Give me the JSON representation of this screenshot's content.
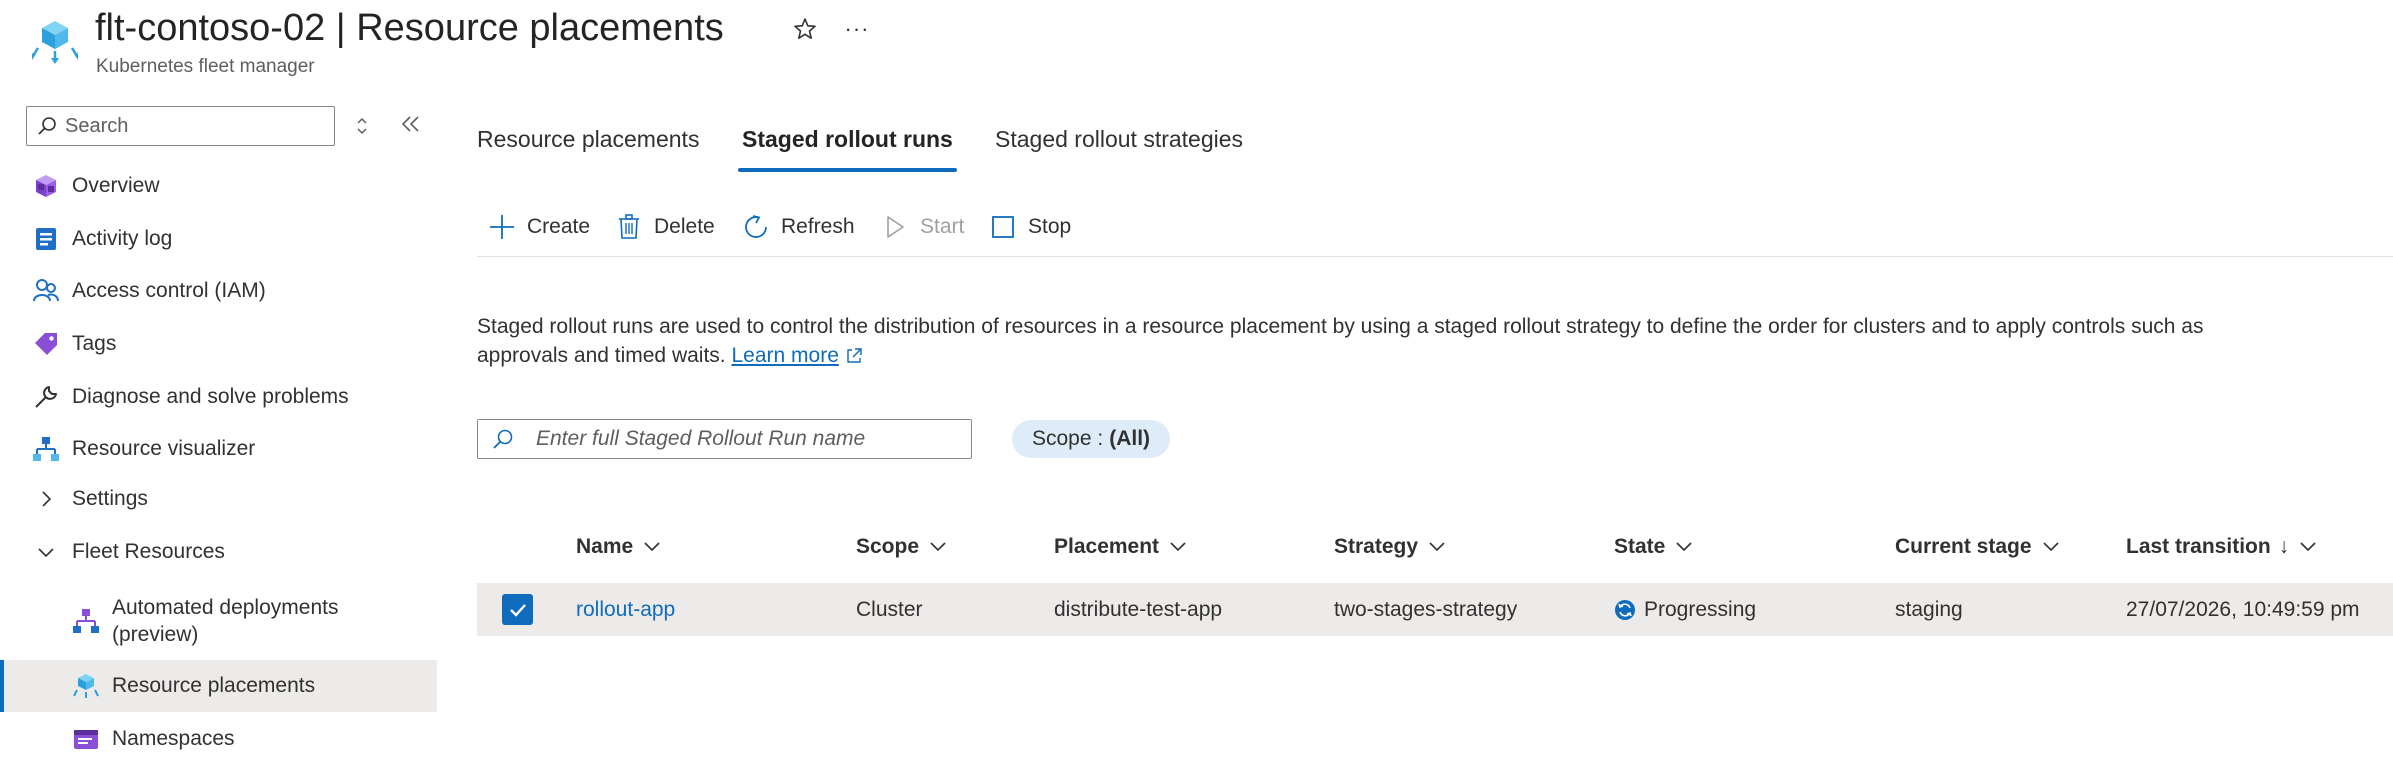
{
  "header": {
    "resource_name": "flt-contoso-02",
    "separator": "|",
    "page_name": "Resource placements",
    "subtitle": "Kubernetes fleet manager",
    "more_label": "···"
  },
  "sidebar": {
    "search_placeholder": "Search",
    "items": [
      {
        "label": "Overview",
        "icon": "overview-icon"
      },
      {
        "label": "Activity log",
        "icon": "activity-log-icon"
      },
      {
        "label": "Access control (IAM)",
        "icon": "people-icon"
      },
      {
        "label": "Tags",
        "icon": "tag-icon"
      },
      {
        "label": "Diagnose and solve problems",
        "icon": "wrench-icon"
      },
      {
        "label": "Resource visualizer",
        "icon": "visualizer-icon"
      },
      {
        "label": "Settings",
        "icon": "chevron-right-icon"
      },
      {
        "label": "Fleet Resources",
        "icon": "chevron-down-icon"
      },
      {
        "label": "Automated deployments (preview)",
        "icon": "deployments-icon"
      },
      {
        "label": "Resource placements",
        "icon": "placement-icon",
        "active": true
      },
      {
        "label": "Namespaces",
        "icon": "namespaces-icon"
      }
    ]
  },
  "tabs": [
    {
      "label": "Resource placements"
    },
    {
      "label": "Staged rollout runs",
      "active": true
    },
    {
      "label": "Staged rollout strategies"
    }
  ],
  "toolbar": {
    "create": "Create",
    "delete": "Delete",
    "refresh": "Refresh",
    "start": "Start",
    "stop": "Stop"
  },
  "description": {
    "text": "Staged rollout runs are used to control the distribution of resources in a resource placement by using a staged rollout strategy to define the order for clusters and to apply controls such as approvals and timed waits.",
    "link": "Learn more"
  },
  "filter": {
    "placeholder": "Enter full Staged Rollout Run name",
    "scope_label": "Scope :",
    "scope_value": "(All)"
  },
  "table": {
    "columns": [
      "Name",
      "Scope",
      "Placement",
      "Strategy",
      "State",
      "Current stage",
      "Last transition"
    ],
    "sort_arrow": "↓",
    "rows": [
      {
        "name": "rollout-app",
        "scope": "Cluster",
        "placement": "distribute-test-app",
        "strategy": "two-stages-strategy",
        "state": "Progressing",
        "current_stage": "staging",
        "last_transition": "27/07/2026, 10:49:59 pm"
      }
    ]
  },
  "colors": {
    "accent": "#0f6cbd",
    "selected_row": "#edebe9",
    "scope_pill": "#deecf9"
  }
}
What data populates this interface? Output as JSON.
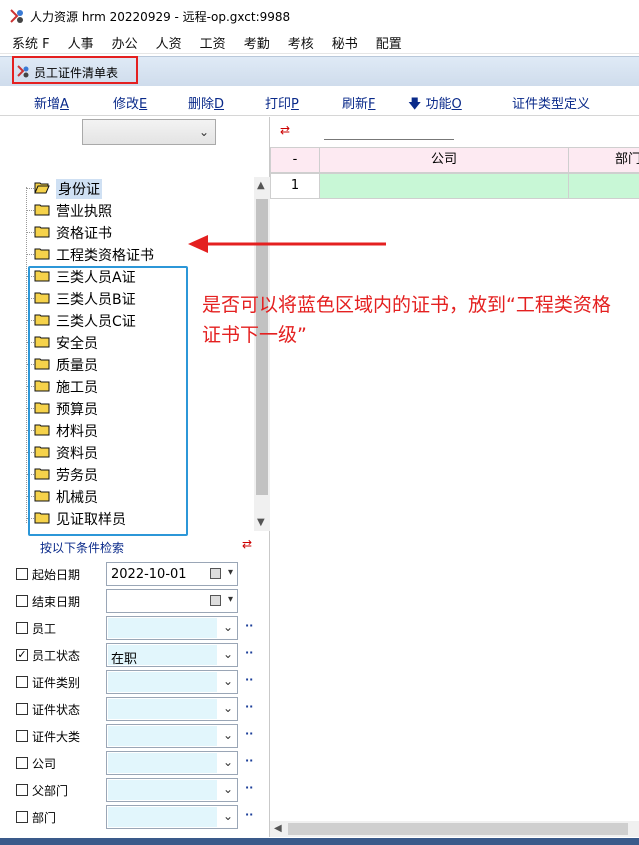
____________________
» THE TASK: Scan the material above. Return every line containing the string "this".

» EXERCISE SOLUTION:
Give me the JSON representation of this screenshot's content.
What data populates this interface? Output as JSON.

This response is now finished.